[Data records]
+++
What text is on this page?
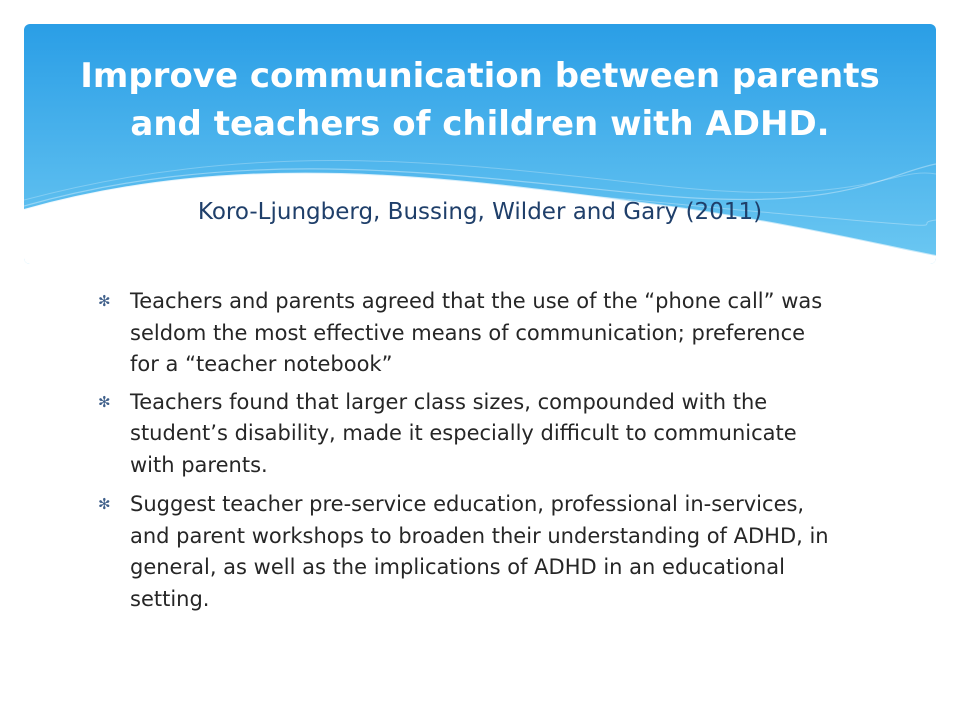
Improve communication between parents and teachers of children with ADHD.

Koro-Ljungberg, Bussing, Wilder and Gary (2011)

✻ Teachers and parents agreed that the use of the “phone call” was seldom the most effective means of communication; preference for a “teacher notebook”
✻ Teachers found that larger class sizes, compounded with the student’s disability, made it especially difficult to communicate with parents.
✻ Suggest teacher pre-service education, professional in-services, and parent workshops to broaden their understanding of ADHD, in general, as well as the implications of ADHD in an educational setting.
+++
* [PROBLEM STATEMENT]
Copy the entries exactly. Leave out the images.

* [EXERCISE RESULT]
What text is on this page?
Improve communication between parents and teachers of children with ADHD.

Koro-Ljungberg, Bussing, Wilder and Gary (2011)

✻ Teachers and parents agreed that the use of the “phone call” was seldom the most effective means of communication; preference for a “teacher notebook”
✻ Teachers found that larger class sizes, compounded with the student’s disability, made it especially difficult to communicate with parents.
✻ Suggest teacher pre-service education, professional in-services, and parent workshops to broaden their understanding of ADHD, in general, as well as the implications of ADHD in an educational setting.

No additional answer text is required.